**PROBLEM DETAILS:** Check each line below for the word "Finance", and copy those that have it.

----- RECORDED DATA

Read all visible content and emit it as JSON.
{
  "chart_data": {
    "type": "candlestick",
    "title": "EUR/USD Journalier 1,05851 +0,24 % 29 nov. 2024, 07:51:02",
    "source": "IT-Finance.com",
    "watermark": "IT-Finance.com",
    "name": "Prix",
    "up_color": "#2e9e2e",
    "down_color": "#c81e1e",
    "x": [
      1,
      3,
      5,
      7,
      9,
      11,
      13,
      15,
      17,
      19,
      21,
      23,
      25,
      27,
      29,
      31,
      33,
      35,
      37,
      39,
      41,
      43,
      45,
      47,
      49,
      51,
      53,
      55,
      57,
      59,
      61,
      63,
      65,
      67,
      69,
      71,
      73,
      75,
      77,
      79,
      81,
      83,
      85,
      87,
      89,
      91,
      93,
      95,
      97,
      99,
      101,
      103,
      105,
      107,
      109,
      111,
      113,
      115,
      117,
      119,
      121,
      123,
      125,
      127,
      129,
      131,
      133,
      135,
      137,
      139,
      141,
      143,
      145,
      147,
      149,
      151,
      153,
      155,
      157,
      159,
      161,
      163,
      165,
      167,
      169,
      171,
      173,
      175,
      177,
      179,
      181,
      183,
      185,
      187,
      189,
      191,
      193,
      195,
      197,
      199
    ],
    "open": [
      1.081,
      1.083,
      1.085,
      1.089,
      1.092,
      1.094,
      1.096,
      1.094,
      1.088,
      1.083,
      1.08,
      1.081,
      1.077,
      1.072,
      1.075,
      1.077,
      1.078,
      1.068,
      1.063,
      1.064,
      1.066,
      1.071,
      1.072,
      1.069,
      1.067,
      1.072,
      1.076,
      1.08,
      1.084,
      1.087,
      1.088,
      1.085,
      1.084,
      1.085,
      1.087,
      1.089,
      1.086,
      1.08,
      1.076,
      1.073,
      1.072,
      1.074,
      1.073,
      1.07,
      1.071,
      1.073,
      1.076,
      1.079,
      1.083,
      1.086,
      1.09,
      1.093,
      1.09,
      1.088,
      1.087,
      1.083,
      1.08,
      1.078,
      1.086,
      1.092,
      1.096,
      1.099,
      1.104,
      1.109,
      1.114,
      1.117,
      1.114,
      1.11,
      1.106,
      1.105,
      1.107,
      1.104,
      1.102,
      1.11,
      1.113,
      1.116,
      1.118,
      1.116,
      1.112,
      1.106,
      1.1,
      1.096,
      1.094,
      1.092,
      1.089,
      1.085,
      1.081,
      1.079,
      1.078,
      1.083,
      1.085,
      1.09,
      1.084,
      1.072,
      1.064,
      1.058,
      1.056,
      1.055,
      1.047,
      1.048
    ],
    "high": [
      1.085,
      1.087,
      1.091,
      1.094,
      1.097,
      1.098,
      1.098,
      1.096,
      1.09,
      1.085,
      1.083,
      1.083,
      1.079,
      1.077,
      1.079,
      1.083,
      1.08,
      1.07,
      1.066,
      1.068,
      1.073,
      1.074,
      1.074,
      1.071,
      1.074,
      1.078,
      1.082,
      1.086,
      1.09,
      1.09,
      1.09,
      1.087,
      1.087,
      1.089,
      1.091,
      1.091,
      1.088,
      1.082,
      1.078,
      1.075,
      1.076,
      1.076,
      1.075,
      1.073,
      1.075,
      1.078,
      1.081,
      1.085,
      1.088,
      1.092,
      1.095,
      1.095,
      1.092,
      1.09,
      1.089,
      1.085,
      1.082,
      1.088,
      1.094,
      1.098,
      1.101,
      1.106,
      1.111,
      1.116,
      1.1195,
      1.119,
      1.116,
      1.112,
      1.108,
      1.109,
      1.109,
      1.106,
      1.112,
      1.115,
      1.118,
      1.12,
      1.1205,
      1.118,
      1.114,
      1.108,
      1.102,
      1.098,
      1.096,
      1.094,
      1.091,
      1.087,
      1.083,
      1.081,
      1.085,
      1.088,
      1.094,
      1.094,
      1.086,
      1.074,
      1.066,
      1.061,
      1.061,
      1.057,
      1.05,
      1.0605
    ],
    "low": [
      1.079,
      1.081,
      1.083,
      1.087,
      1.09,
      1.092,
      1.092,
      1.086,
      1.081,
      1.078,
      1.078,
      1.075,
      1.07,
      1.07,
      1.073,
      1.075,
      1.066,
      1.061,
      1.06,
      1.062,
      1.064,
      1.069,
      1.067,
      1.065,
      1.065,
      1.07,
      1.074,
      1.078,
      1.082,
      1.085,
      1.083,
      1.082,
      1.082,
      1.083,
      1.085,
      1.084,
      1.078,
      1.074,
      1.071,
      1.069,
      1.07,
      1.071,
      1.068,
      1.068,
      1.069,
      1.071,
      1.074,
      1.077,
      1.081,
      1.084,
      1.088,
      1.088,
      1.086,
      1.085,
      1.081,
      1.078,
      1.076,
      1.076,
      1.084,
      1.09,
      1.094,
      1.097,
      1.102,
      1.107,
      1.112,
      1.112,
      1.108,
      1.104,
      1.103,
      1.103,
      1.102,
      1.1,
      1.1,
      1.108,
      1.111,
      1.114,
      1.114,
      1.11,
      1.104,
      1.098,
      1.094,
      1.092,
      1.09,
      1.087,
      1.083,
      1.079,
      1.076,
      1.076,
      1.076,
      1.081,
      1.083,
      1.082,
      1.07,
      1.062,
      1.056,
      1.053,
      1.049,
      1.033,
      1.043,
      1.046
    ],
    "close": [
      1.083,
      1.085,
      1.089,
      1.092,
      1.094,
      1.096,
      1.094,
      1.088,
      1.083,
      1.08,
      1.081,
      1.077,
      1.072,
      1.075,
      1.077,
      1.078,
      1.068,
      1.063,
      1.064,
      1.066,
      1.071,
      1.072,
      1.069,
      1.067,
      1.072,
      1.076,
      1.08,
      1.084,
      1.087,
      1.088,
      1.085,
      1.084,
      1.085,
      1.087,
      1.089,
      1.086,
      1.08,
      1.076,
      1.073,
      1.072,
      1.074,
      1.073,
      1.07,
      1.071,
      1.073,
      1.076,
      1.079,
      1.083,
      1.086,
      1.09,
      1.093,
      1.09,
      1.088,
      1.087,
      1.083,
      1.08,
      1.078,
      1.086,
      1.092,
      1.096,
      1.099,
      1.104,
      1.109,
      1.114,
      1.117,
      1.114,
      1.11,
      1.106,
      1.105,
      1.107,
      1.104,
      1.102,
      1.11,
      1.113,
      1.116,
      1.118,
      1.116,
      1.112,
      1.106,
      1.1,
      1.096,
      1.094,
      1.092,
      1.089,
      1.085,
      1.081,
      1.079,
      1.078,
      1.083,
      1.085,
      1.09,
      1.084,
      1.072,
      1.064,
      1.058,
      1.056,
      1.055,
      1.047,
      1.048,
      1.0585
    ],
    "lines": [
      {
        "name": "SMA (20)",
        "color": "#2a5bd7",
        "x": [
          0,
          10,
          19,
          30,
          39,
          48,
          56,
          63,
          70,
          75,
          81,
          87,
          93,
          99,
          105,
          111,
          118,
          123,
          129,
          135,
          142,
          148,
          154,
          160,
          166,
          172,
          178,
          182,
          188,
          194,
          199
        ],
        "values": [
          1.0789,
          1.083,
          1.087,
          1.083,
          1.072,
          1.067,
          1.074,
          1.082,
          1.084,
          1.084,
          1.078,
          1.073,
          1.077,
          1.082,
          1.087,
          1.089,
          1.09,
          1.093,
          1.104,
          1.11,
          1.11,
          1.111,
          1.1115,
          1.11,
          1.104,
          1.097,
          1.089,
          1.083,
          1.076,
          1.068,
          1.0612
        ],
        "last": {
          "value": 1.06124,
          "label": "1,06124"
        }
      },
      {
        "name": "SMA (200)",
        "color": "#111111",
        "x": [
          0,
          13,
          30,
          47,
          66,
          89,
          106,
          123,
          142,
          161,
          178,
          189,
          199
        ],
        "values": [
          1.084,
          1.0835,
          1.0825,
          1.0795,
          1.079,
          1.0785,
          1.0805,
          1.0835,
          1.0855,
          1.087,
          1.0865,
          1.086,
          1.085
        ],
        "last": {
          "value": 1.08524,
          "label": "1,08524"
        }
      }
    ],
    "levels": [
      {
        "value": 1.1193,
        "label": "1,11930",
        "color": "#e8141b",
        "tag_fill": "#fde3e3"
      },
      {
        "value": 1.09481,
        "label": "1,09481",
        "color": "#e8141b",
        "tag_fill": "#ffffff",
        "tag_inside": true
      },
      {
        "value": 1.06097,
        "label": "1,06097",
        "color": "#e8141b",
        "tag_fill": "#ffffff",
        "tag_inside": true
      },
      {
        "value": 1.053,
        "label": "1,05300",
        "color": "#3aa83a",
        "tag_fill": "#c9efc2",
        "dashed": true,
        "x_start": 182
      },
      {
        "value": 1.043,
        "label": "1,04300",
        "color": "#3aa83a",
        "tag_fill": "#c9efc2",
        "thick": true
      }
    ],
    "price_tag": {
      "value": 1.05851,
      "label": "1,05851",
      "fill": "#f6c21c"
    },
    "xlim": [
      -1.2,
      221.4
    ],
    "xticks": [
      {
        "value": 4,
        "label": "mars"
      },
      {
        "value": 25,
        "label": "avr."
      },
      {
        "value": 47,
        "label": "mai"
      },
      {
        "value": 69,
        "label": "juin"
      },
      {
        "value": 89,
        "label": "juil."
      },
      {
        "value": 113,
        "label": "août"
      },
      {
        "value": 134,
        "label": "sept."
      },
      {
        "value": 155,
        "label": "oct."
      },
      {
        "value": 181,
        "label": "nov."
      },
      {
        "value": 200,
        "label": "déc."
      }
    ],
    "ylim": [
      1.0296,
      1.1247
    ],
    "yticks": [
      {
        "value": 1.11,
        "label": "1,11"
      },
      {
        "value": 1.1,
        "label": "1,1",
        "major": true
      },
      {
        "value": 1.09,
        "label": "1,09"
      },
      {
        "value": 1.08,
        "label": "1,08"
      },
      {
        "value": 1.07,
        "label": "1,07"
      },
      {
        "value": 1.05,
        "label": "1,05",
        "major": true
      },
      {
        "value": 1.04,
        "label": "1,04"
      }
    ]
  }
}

----------

**THE COMPLETED TASK:**
    "source": "IT-Finance.com",
    "watermark": "IT-Finance.com",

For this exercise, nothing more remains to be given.